── Data listing
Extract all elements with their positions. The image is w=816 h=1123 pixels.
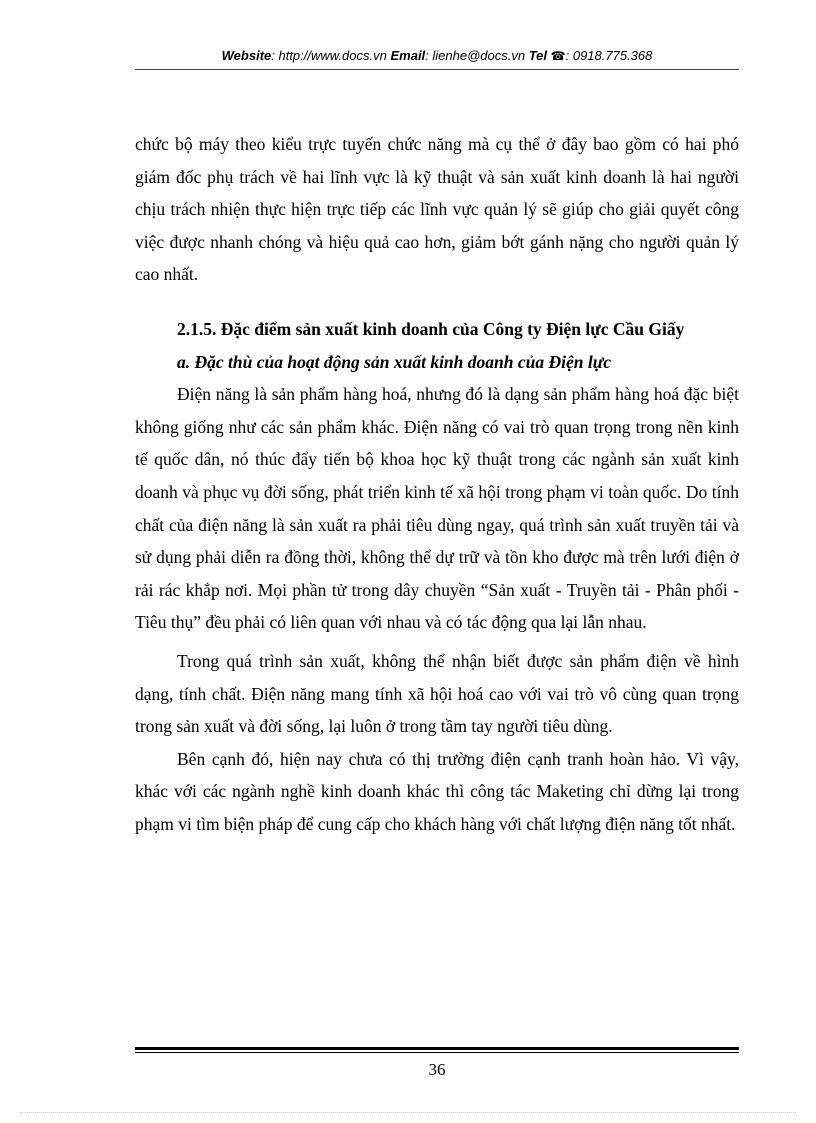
document-body — [135, 128, 739, 840]
website-value: : http://www.docs.vn — [271, 48, 387, 63]
paragraph: Bên cạnh đó, hiện nay chưa có thị trường điện cạnh tranh hoàn hảo. Vì vậy, khác với các ngành nghề kinh doanh khác thì công tác Maketing chỉ dừng lại trong phạm vi tìm biện pháp để cung cấp cho khách hàng với chất lượng điện năng tốt nhất. — [135, 748, 739, 834]
page-edge-divider — [20, 1112, 796, 1113]
footer-rule — [135, 1047, 739, 1050]
subsection-heading: a. Đặc thù của hoạt động sản xuất kinh doanh của Điện lực — [177, 351, 611, 372]
section-heading: 2.1.5. Đặc điểm sản xuất kinh doanh của Công ty Điện lực Cầu Giấy — [177, 318, 685, 339]
website-label: Website — [221, 48, 272, 63]
phone-icon: ☎ — [550, 49, 566, 63]
tel-value: : 0918.775.368 — [565, 48, 653, 63]
email-value: : lienhe@docs.vn — [425, 48, 526, 63]
footer-rule-thin — [135, 1052, 739, 1053]
paragraph: Trong quá trình sản xuất, không thể nhận biết được sản phẩm điện về hình dạng, tính chất. Điện năng mang tính xã hội hoá cao với vai trò vô cùng quan trọng trong sản xuất và đời sống, lại luôn ở trong tầm tay người tiêu dùng. — [135, 650, 739, 737]
email-label: Email — [390, 48, 426, 63]
paragraph-intro: chức bộ máy theo kiểu trực tuyến chức năng mà cụ thể ở đây bao gồm có hai phó giám đốc phụ trách về hai lĩnh vực là kỹ thuật và sản xuất kinh doanh là hai người chịu trách nhiện thực hiện trực tiếp các lĩnh vực quản lý sẽ giúp cho giải quyết công việc được nhanh chóng và hiệu quả cao hơn, giảm bớt gánh nặng cho người quản lý cao nhất. — [135, 134, 739, 285]
paragraph: Điện năng là sản phẩm hàng hoá, nhưng đó là dạng sản phẩm hàng hoá đặc biệt không giống như các sản phẩm khác. Điện năng có vai trò quan trọng trong nền kinh tế quốc dân, nó thúc đẩy tiến bộ khoa học kỹ thuật trong các ngành sản xuất kinh doanh và phục vụ đời sống, phát triển kinh tế xã hội trong phạm vi toàn quốc. Do tính chất của điện năng là sản xuất ra phải tiêu dùng ngay, quá trình sản xuất truyền tải và sử dụng phải diễn ra đồng thời, không thể dự trữ và tồn kho được mà trên lưới điện ở rải rác khắp nơi. Mọi phần tử trong dây chuyền “Sản xuất - Truyền tải - Phân phối - Tiêu thụ” đều phải có liên quan với nhau và có tác động qua lại lẫn nhau. — [135, 384, 739, 633]
tel-label: Tel — [528, 48, 548, 63]
page-number: 36 — [428, 1060, 446, 1079]
page-header — [135, 47, 739, 70]
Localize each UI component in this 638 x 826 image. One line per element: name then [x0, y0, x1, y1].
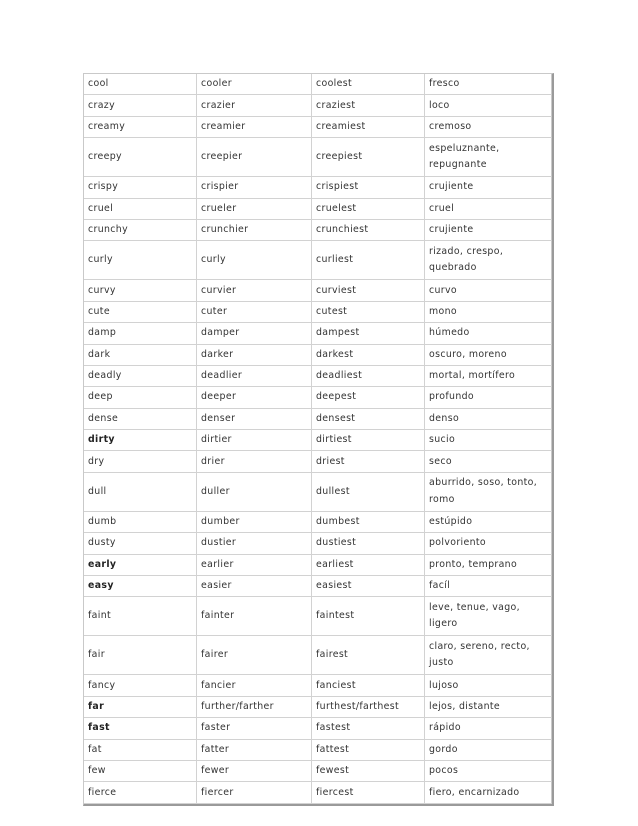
comparative-cell: fewer	[197, 761, 312, 782]
base-form-cell: dense	[84, 409, 197, 430]
comparative-cell: further/farther	[197, 697, 312, 718]
table-row	[84, 366, 552, 387]
table-row	[84, 409, 552, 430]
table-row	[84, 636, 552, 675]
spanish-translation-cell: rápido	[425, 718, 552, 739]
spanish-translation-cell: leve, tenue, vago, ligero	[425, 597, 552, 636]
base-form-cell: few	[84, 761, 197, 782]
comparative-cell: curly	[197, 241, 312, 280]
table-row	[84, 177, 552, 198]
superlative-cell: curviest	[312, 280, 425, 301]
superlative-cell: dampest	[312, 323, 425, 344]
comparative-cell: curvier	[197, 280, 312, 301]
comparative-cell: crunchier	[197, 220, 312, 241]
comparative-cell: damper	[197, 323, 312, 344]
comparative-cell: faster	[197, 718, 312, 739]
superlative-cell: crispiest	[312, 177, 425, 198]
superlative-cell: darkest	[312, 345, 425, 366]
base-form-cell: crazy	[84, 95, 197, 116]
base-form-cell: damp	[84, 323, 197, 344]
spanish-translation-cell: facíl	[425, 576, 552, 597]
table-row	[84, 95, 552, 116]
comparative-cell: dustier	[197, 533, 312, 554]
comparative-cell: fairer	[197, 636, 312, 675]
base-form-cell: creamy	[84, 117, 197, 138]
superlative-cell: coolest	[312, 74, 425, 95]
base-form-cell: dusty	[84, 533, 197, 554]
table-row	[84, 220, 552, 241]
comparative-cell: crispier	[197, 177, 312, 198]
superlative-cell: dirtiest	[312, 430, 425, 451]
superlative-cell: driest	[312, 451, 425, 472]
spanish-translation-cell: cremoso	[425, 117, 552, 138]
spanish-translation-cell: pronto, temprano	[425, 555, 552, 576]
base-form-cell: creepy	[84, 138, 197, 177]
base-form-cell: dull	[84, 473, 197, 512]
comparative-cell: creepier	[197, 138, 312, 177]
spanish-translation-cell: aburrido, soso, tonto, romo	[425, 473, 552, 512]
base-form-cell: cute	[84, 302, 197, 323]
superlative-cell: dumbest	[312, 512, 425, 533]
table-row	[84, 117, 552, 138]
table-row	[84, 761, 552, 782]
comparative-cell: cooler	[197, 74, 312, 95]
spanish-translation-cell: gordo	[425, 740, 552, 761]
superlative-cell: faintest	[312, 597, 425, 636]
table-row	[84, 323, 552, 344]
spanish-translation-cell: oscuro, moreno	[425, 345, 552, 366]
superlative-cell: furthest/farthest	[312, 697, 425, 718]
spanish-translation-cell: rizado, crespo, quebrado	[425, 241, 552, 280]
spanish-translation-cell: húmedo	[425, 323, 552, 344]
spanish-translation-cell: espeluznante, repugnante	[425, 138, 552, 177]
table-row	[84, 697, 552, 718]
comparative-cell: creamier	[197, 117, 312, 138]
superlative-cell: deepest	[312, 387, 425, 408]
base-form-cell: fancy	[84, 675, 197, 696]
spanish-translation-cell: fiero, encarnizado	[425, 782, 552, 803]
table-row	[84, 138, 552, 177]
table-row	[84, 302, 552, 323]
superlative-cell: craziest	[312, 95, 425, 116]
base-form-cell: fair	[84, 636, 197, 675]
comparative-cell: drier	[197, 451, 312, 472]
spanish-translation-cell: polvoriento	[425, 533, 552, 554]
superlative-cell: deadliest	[312, 366, 425, 387]
comparative-cell: deeper	[197, 387, 312, 408]
table-row	[84, 512, 552, 533]
superlative-cell: dullest	[312, 473, 425, 512]
table-row	[84, 387, 552, 408]
superlative-cell: creamiest	[312, 117, 425, 138]
table-body	[84, 74, 552, 804]
base-form-cell: dirty	[84, 430, 197, 451]
spanish-translation-cell: estúpido	[425, 512, 552, 533]
base-form-cell: curvy	[84, 280, 197, 301]
superlative-cell: cutest	[312, 302, 425, 323]
base-form-cell: fierce	[84, 782, 197, 803]
superlative-cell: densest	[312, 409, 425, 430]
table-row	[84, 199, 552, 220]
table-row	[84, 430, 552, 451]
spanish-translation-cell: pocos	[425, 761, 552, 782]
comparative-cell: crueler	[197, 199, 312, 220]
base-form-cell: far	[84, 697, 197, 718]
base-form-cell: crispy	[84, 177, 197, 198]
spanish-translation-cell: denso	[425, 409, 552, 430]
spanish-translation-cell: lujoso	[425, 675, 552, 696]
table-row	[84, 597, 552, 636]
superlative-cell: dustiest	[312, 533, 425, 554]
spanish-translation-cell: mortal, mortífero	[425, 366, 552, 387]
superlative-cell: creepiest	[312, 138, 425, 177]
spanish-translation-cell: profundo	[425, 387, 552, 408]
table-row	[84, 241, 552, 280]
base-form-cell: fat	[84, 740, 197, 761]
comparative-cell: fancier	[197, 675, 312, 696]
superlative-cell: fanciest	[312, 675, 425, 696]
base-form-cell: early	[84, 555, 197, 576]
spanish-translation-cell: fresco	[425, 74, 552, 95]
table-row	[84, 718, 552, 739]
comparative-cell: earlier	[197, 555, 312, 576]
superlative-cell: crunchiest	[312, 220, 425, 241]
table-row	[84, 451, 552, 472]
comparative-cell: easier	[197, 576, 312, 597]
table-row	[84, 740, 552, 761]
superlative-cell: fastest	[312, 718, 425, 739]
spanish-translation-cell: seco	[425, 451, 552, 472]
spanish-translation-cell: cruel	[425, 199, 552, 220]
spanish-translation-cell: mono	[425, 302, 552, 323]
table-row	[84, 280, 552, 301]
comparative-cell: dumber	[197, 512, 312, 533]
comparative-cell: deadlier	[197, 366, 312, 387]
base-form-cell: easy	[84, 576, 197, 597]
comparative-cell: duller	[197, 473, 312, 512]
superlative-cell: easiest	[312, 576, 425, 597]
base-form-cell: crunchy	[84, 220, 197, 241]
comparative-cell: fiercer	[197, 782, 312, 803]
table-row	[84, 555, 552, 576]
spanish-translation-cell: loco	[425, 95, 552, 116]
superlative-cell: fairest	[312, 636, 425, 675]
table-row	[84, 345, 552, 366]
comparative-cell: fatter	[197, 740, 312, 761]
base-form-cell: cruel	[84, 199, 197, 220]
comparative-cell: denser	[197, 409, 312, 430]
comparative-cell: crazier	[197, 95, 312, 116]
base-form-cell: deep	[84, 387, 197, 408]
spanish-translation-cell: lejos, distante	[425, 697, 552, 718]
table-row	[84, 576, 552, 597]
base-form-cell: dry	[84, 451, 197, 472]
table-row	[84, 473, 552, 512]
base-form-cell: cool	[84, 74, 197, 95]
table-row	[84, 782, 552, 803]
spanish-translation-cell: claro, sereno, recto, justo	[425, 636, 552, 675]
comparative-cell: dirtier	[197, 430, 312, 451]
superlative-cell: fattest	[312, 740, 425, 761]
table-row	[84, 675, 552, 696]
spanish-translation-cell: curvo	[425, 280, 552, 301]
base-form-cell: dark	[84, 345, 197, 366]
table-row	[84, 533, 552, 554]
superlative-cell: curliest	[312, 241, 425, 280]
table-row	[84, 74, 552, 95]
comparative-cell: cuter	[197, 302, 312, 323]
spanish-translation-cell: sucio	[425, 430, 552, 451]
base-form-cell: dumb	[84, 512, 197, 533]
spanish-translation-cell: crujiente	[425, 177, 552, 198]
adjective-comparison-table	[83, 73, 554, 806]
superlative-cell: earliest	[312, 555, 425, 576]
spanish-translation-cell: crujiente	[425, 220, 552, 241]
base-form-cell: faint	[84, 597, 197, 636]
comparative-cell: fainter	[197, 597, 312, 636]
base-form-cell: deadly	[84, 366, 197, 387]
comparative-cell: darker	[197, 345, 312, 366]
superlative-cell: fiercest	[312, 782, 425, 803]
superlative-cell: fewest	[312, 761, 425, 782]
base-form-cell: fast	[84, 718, 197, 739]
base-form-cell: curly	[84, 241, 197, 280]
superlative-cell: cruelest	[312, 199, 425, 220]
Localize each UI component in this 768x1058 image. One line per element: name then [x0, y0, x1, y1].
────
**Goal:** Copy out, unchanged, the lines of the records that begin with the line containing "761, 312, 782]" and end with the line containing "280, 425, 301]", including both of those lines.

**Answer for the task:**
comparative-cell: fewer	[197, 761, 312, 782]
base-form-cell: dense	[84, 409, 197, 430]
comparative-cell: further/farther	[197, 697, 312, 718]
table-row	[84, 366, 552, 387]
table-row	[84, 409, 552, 430]
table-row	[84, 636, 552, 675]
spanish-translation-cell: rápido	[425, 718, 552, 739]
spanish-translation-cell: leve, tenue, vago, ligero	[425, 597, 552, 636]
base-form-cell: few	[84, 761, 197, 782]
comparative-cell: curly	[197, 241, 312, 280]
table-row	[84, 177, 552, 198]
superlative-cell: curviest	[312, 280, 425, 301]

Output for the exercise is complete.